*Set exercise*
Output only the count of lines that contain "publication".

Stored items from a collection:
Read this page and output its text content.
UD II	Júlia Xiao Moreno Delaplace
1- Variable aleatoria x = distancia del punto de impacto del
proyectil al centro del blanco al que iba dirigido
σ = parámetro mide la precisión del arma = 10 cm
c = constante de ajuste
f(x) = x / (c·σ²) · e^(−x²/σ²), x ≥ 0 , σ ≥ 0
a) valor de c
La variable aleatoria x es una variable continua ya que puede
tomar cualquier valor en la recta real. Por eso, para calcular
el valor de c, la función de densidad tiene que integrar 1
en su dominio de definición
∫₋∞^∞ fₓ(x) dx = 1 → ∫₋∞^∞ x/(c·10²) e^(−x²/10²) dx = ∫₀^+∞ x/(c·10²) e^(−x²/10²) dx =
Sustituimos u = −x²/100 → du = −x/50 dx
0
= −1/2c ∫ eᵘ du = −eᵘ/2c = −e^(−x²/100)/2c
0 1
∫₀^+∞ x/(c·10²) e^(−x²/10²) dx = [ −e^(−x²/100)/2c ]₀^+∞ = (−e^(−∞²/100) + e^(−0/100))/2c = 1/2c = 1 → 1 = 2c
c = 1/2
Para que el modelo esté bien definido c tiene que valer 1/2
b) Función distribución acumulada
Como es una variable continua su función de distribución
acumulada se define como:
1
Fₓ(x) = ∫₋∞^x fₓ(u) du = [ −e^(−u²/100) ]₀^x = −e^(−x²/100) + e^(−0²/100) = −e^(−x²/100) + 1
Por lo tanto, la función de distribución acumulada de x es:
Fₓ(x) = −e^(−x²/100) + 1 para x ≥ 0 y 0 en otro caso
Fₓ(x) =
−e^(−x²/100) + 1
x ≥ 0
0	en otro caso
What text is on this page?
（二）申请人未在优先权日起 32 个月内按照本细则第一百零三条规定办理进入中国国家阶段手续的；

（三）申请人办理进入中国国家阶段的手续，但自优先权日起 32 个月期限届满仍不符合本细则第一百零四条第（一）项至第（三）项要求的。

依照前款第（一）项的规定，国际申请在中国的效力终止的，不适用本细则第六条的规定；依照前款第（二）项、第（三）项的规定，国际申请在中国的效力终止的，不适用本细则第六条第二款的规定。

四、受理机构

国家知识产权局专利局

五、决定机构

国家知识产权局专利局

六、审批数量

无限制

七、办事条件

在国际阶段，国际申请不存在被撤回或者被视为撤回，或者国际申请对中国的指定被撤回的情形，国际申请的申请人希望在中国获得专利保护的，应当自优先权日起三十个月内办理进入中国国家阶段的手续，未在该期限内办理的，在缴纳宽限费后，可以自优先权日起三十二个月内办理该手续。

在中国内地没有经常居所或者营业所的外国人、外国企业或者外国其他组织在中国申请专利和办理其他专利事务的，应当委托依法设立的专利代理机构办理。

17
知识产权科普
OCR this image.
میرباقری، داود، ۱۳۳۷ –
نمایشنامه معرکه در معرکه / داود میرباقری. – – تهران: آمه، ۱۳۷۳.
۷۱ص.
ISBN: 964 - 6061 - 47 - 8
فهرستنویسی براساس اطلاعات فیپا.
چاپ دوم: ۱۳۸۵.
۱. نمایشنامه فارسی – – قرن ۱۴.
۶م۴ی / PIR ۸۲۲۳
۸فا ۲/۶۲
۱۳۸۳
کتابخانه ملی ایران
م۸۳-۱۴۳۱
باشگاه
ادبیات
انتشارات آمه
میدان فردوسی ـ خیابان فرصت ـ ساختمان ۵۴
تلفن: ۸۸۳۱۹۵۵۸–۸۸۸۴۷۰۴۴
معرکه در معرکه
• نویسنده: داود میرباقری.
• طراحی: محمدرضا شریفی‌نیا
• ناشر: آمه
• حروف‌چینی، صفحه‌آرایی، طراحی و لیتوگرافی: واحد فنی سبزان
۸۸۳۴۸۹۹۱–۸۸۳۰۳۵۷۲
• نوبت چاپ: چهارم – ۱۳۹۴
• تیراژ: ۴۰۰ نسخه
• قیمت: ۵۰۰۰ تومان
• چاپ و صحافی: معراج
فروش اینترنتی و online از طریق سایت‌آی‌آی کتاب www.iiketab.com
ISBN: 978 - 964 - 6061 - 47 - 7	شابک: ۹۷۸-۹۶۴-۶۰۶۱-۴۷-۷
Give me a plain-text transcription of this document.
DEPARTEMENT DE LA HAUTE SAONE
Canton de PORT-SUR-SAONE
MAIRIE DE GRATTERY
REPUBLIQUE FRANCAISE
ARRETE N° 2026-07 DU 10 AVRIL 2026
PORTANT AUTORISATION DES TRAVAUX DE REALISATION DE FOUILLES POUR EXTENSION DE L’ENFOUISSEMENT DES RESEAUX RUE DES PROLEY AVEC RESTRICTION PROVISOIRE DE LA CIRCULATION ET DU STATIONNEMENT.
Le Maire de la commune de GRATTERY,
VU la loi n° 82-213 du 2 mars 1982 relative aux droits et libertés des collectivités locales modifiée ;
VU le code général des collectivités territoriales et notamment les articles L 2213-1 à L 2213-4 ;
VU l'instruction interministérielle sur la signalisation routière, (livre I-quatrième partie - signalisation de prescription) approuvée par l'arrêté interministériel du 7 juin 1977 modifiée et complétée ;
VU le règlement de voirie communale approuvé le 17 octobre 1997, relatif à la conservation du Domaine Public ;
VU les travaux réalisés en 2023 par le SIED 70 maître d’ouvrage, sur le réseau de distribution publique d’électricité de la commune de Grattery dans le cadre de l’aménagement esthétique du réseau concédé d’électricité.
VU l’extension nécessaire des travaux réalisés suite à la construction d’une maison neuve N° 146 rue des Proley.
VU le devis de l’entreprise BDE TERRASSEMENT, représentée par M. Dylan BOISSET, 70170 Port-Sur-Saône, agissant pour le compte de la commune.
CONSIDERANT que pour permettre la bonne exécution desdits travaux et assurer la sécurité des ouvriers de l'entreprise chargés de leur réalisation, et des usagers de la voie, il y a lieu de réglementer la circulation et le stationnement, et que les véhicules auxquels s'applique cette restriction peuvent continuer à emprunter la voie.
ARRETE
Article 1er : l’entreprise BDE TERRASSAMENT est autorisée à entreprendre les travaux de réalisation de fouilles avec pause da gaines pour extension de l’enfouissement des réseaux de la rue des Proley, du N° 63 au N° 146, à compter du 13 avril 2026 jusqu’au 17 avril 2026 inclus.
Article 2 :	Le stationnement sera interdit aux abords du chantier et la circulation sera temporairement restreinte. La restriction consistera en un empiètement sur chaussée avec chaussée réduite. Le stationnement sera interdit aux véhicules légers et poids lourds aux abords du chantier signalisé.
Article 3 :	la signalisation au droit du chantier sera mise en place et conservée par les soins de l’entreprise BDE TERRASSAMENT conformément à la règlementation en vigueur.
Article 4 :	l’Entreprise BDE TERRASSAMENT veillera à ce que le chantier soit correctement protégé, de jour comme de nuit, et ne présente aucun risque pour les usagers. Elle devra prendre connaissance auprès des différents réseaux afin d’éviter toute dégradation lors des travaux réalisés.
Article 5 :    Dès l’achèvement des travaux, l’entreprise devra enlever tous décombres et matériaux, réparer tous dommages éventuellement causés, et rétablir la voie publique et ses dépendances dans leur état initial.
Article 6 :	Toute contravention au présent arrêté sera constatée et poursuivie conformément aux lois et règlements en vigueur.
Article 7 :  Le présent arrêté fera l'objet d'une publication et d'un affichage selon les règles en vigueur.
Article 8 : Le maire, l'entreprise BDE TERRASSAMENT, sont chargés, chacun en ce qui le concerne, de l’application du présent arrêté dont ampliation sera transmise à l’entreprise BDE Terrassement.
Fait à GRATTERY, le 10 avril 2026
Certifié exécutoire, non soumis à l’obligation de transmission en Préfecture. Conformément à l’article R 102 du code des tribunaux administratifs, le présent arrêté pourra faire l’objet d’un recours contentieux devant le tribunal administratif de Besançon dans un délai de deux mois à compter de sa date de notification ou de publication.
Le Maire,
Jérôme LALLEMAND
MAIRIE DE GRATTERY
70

*Response to this task*
2